--- begin Listing ---
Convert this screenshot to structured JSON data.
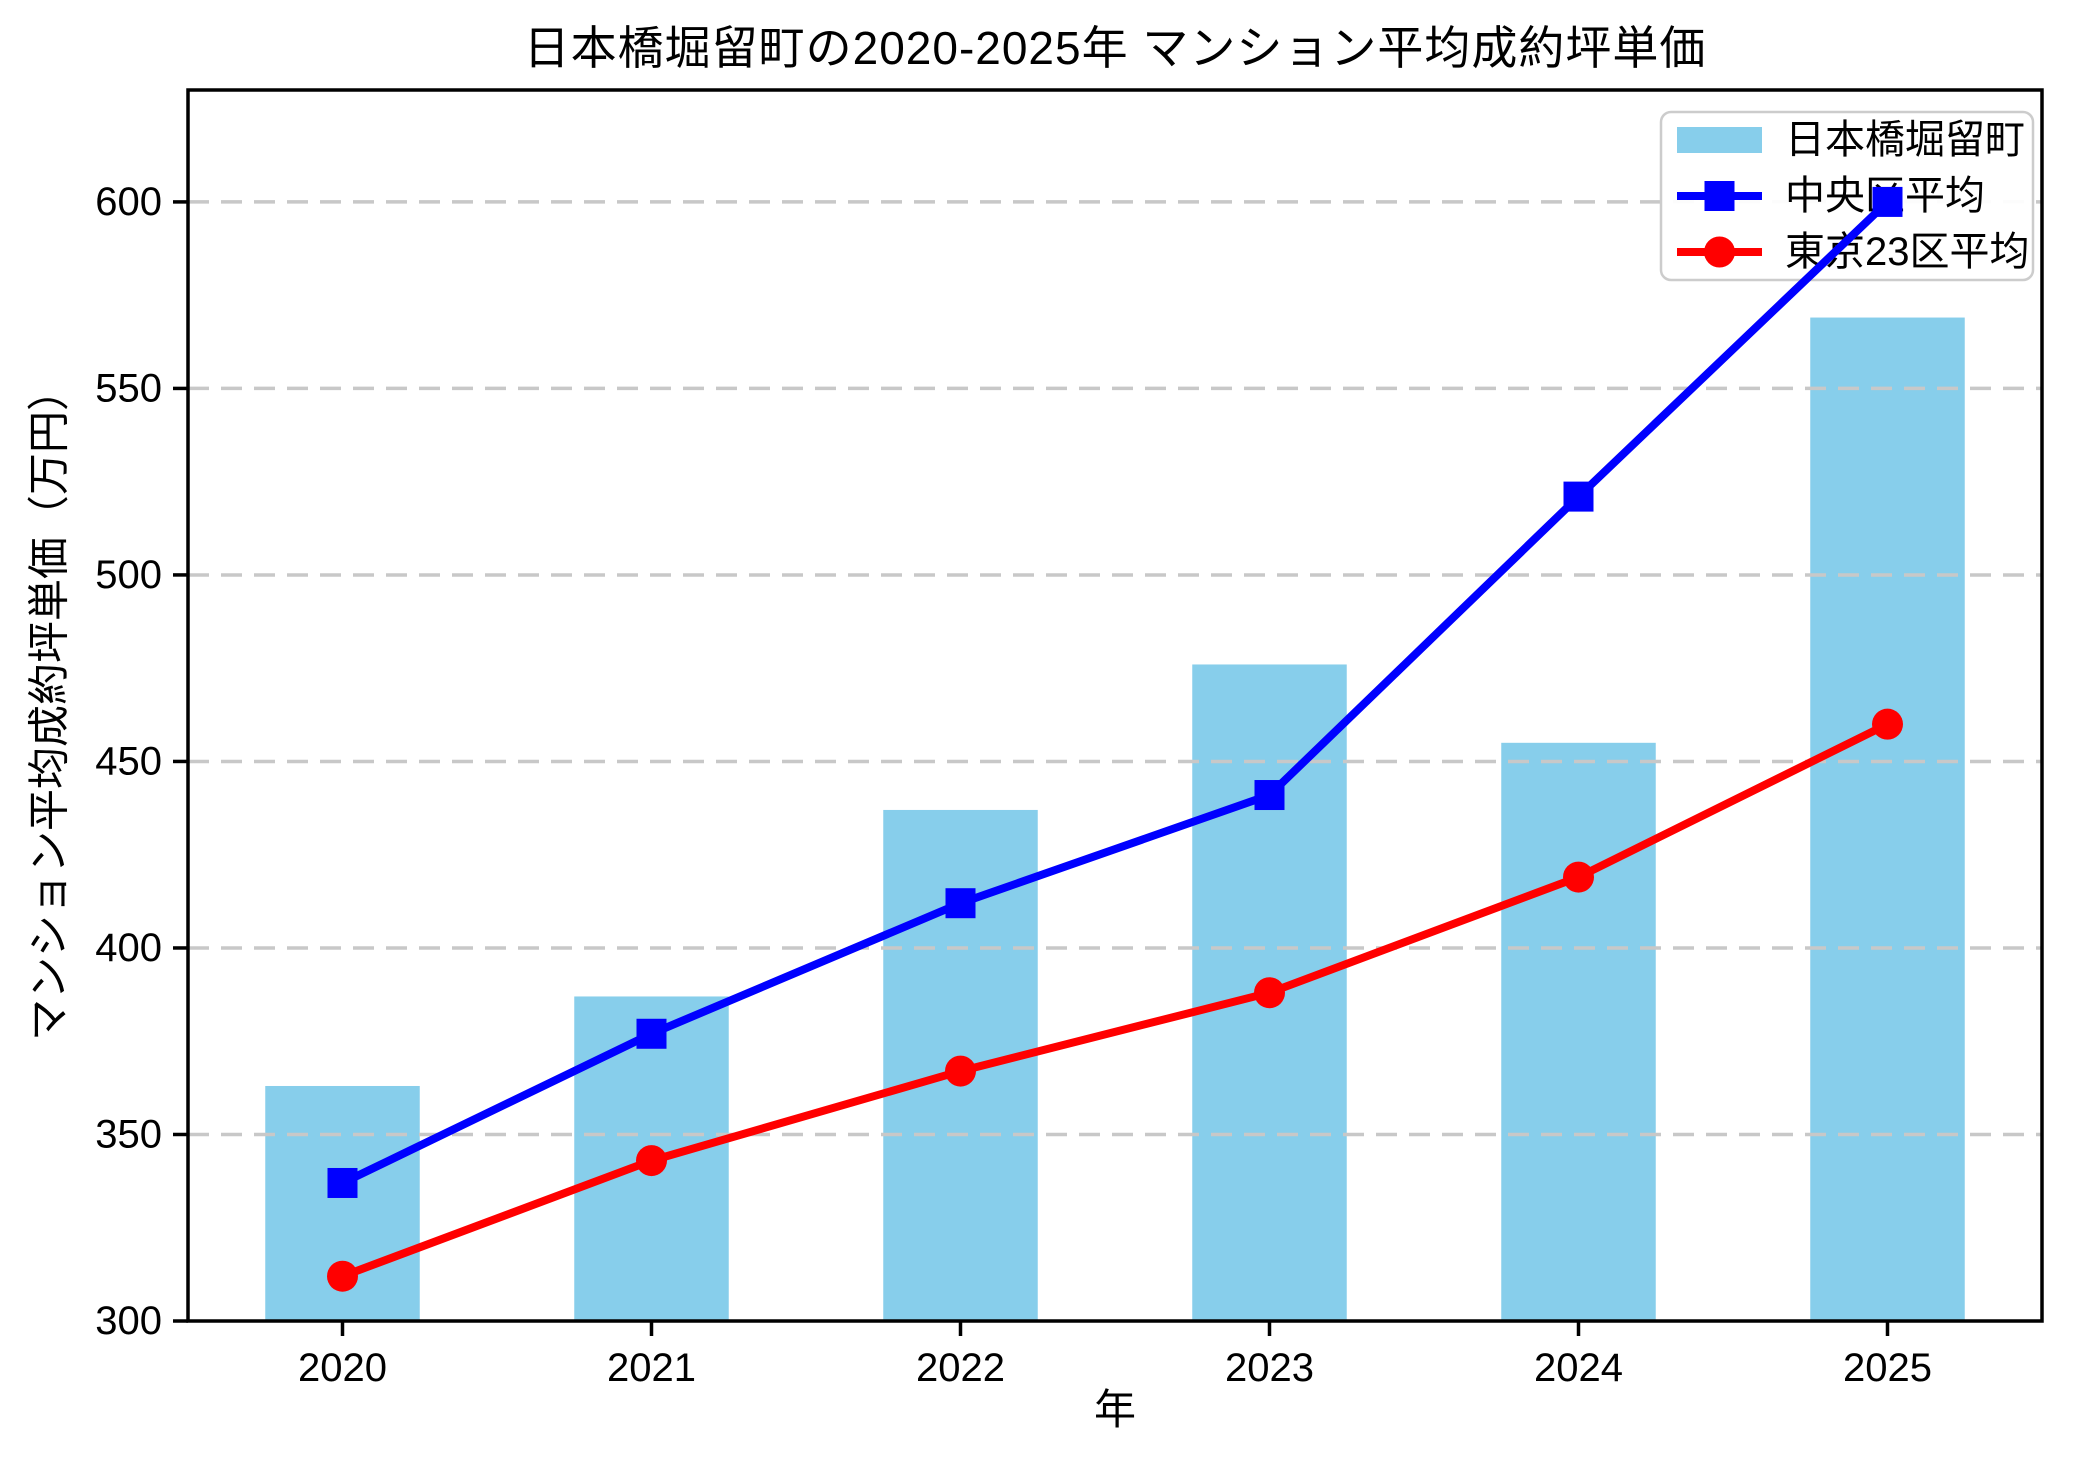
{
  "figure": {
    "title": "日本橋堀留町の2020-2025年 マンション平均成約坪単価",
    "xlabel": "年",
    "ylabel": "マンション平均成約坪単価（万円）"
  },
  "legend": {
    "position": "upper right",
    "items": [
      {
        "label": "日本橋堀留町",
        "swatch": "bar",
        "color": "#87CEEB"
      },
      {
        "label": "中央区平均",
        "swatch": "line-square",
        "color": "#0000FF"
      },
      {
        "label": "東京23区平均",
        "swatch": "line-circle",
        "color": "#FF0000"
      }
    ]
  },
  "chart_data": {
    "type": "bar",
    "title": "日本橋堀留町の2020-2025年 マンション平均成約坪単価",
    "xlabel": "年",
    "ylabel": "マンション平均成約坪単価（万円）",
    "categories": [
      "2020",
      "2021",
      "2022",
      "2023",
      "2024",
      "2025"
    ],
    "series": [
      {
        "name": "日本橋堀留町",
        "type": "bar",
        "marker": "none",
        "color": "#87CEEB",
        "values": [
          363,
          387,
          437,
          476,
          455,
          569
        ]
      },
      {
        "name": "中央区平均",
        "type": "line",
        "marker": "square",
        "color": "#0000FF",
        "values": [
          337,
          377,
          412,
          441,
          521,
          600
        ]
      },
      {
        "name": "東京23区平均",
        "type": "line",
        "marker": "circle",
        "color": "#FF0000",
        "values": [
          312,
          343,
          367,
          388,
          419,
          460
        ]
      }
    ],
    "ylim": [
      300,
      630
    ],
    "yticks": [
      300,
      350,
      400,
      450,
      500,
      550,
      600
    ],
    "grid": "horizontal-dashed",
    "grid_color": "#C8C8C8",
    "axis_color": "#000000",
    "legend_position": "upper right"
  }
}
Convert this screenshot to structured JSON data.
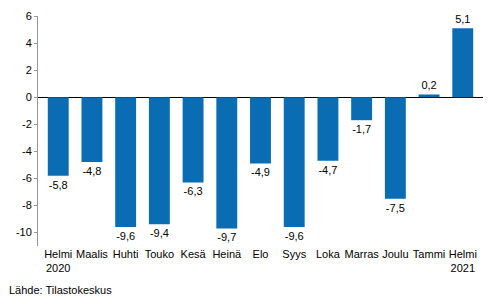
{
  "chart_data": {
    "type": "bar",
    "categories": [
      "Helmi 2020",
      "Maalis",
      "Huhti",
      "Touko",
      "Kesä",
      "Heinä",
      "Elo",
      "Syys",
      "Loka",
      "Marras",
      "Joulu",
      "Tammi",
      "Helmi 2021"
    ],
    "values": [
      -5.8,
      -4.8,
      -9.6,
      -9.4,
      -6.3,
      -9.7,
      -4.9,
      -9.6,
      -4.7,
      -1.7,
      -7.5,
      0.2,
      5.1
    ],
    "value_labels": [
      "-5,8",
      "-4,8",
      "-9,6",
      "-9,4",
      "-6,3",
      "-9,7",
      "-4,9",
      "-9,6",
      "-4,7",
      "-1,7",
      "-7,5",
      "0,2",
      "5,1"
    ],
    "data_labels": true,
    "color": "#0a6cb3",
    "ylim": [
      -11,
      6
    ],
    "yticks": [
      -10,
      -8,
      -6,
      -4,
      -2,
      0,
      2,
      4,
      6
    ],
    "grid": false,
    "annotations": [
      "Lähde: Tilastokeskus"
    ]
  }
}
--- end Listing ---
> What to work on
Reproduce the records verbatim, omitting all images they contain.

> Written response
Convert this screenshot to structured JSON data.
{
  "figure": {
    "title": "日本橋堀留町の2020-2025年 マンション平均成約坪単価",
    "xlabel": "年",
    "ylabel": "マンション平均成約坪単価（万円）"
  },
  "legend": {
    "position": "upper right",
    "items": [
      {
        "label": "日本橋堀留町",
        "swatch": "bar",
        "color": "#87CEEB"
      },
      {
        "label": "中央区平均",
        "swatch": "line-square",
        "color": "#0000FF"
      },
      {
        "label": "東京23区平均",
        "swatch": "line-circle",
        "color": "#FF0000"
      }
    ]
  },
  "chart_data": {
    "type": "bar",
    "title": "日本橋堀留町の2020-2025年 マンション平均成約坪単価",
    "xlabel": "年",
    "ylabel": "マンション平均成約坪単価（万円）",
    "categories": [
      "2020",
      "2021",
      "2022",
      "2023",
      "2024",
      "2025"
    ],
    "series": [
      {
        "name": "日本橋堀留町",
        "type": "bar",
        "marker": "none",
        "color": "#87CEEB",
        "values": [
          363,
          387,
          437,
          476,
          455,
          569
        ]
      },
      {
        "name": "中央区平均",
        "type": "line",
        "marker": "square",
        "color": "#0000FF",
        "values": [
          337,
          377,
          412,
          441,
          521,
          600
        ]
      },
      {
        "name": "東京23区平均",
        "type": "line",
        "marker": "circle",
        "color": "#FF0000",
        "values": [
          312,
          343,
          367,
          388,
          419,
          460
        ]
      }
    ],
    "ylim": [
      300,
      630
    ],
    "yticks": [
      300,
      350,
      400,
      450,
      500,
      550,
      600
    ],
    "grid": "horizontal-dashed",
    "grid_color": "#C8C8C8",
    "axis_color": "#000000",
    "legend_position": "upper right"
  }
}
Convert this screenshot to structured JSON data.
{
  "chart_data": {
    "type": "bar",
    "categories": [
      "Helmi 2020",
      "Maalis",
      "Huhti",
      "Touko",
      "Kesä",
      "Heinä",
      "Elo",
      "Syys",
      "Loka",
      "Marras",
      "Joulu",
      "Tammi",
      "Helmi 2021"
    ],
    "values": [
      -5.8,
      -4.8,
      -9.6,
      -9.4,
      -6.3,
      -9.7,
      -4.9,
      -9.6,
      -4.7,
      -1.7,
      -7.5,
      0.2,
      5.1
    ],
    "value_labels": [
      "-5,8",
      "-4,8",
      "-9,6",
      "-9,4",
      "-6,3",
      "-9,7",
      "-4,9",
      "-9,6",
      "-4,7",
      "-1,7",
      "-7,5",
      "0,2",
      "5,1"
    ],
    "data_labels": true,
    "color": "#0a6cb3",
    "ylim": [
      -11,
      6
    ],
    "yticks": [
      -10,
      -8,
      -6,
      -4,
      -2,
      0,
      2,
      4,
      6
    ],
    "grid": false,
    "annotations": [
      "Lähde: Tilastokeskus"
    ]
  }
}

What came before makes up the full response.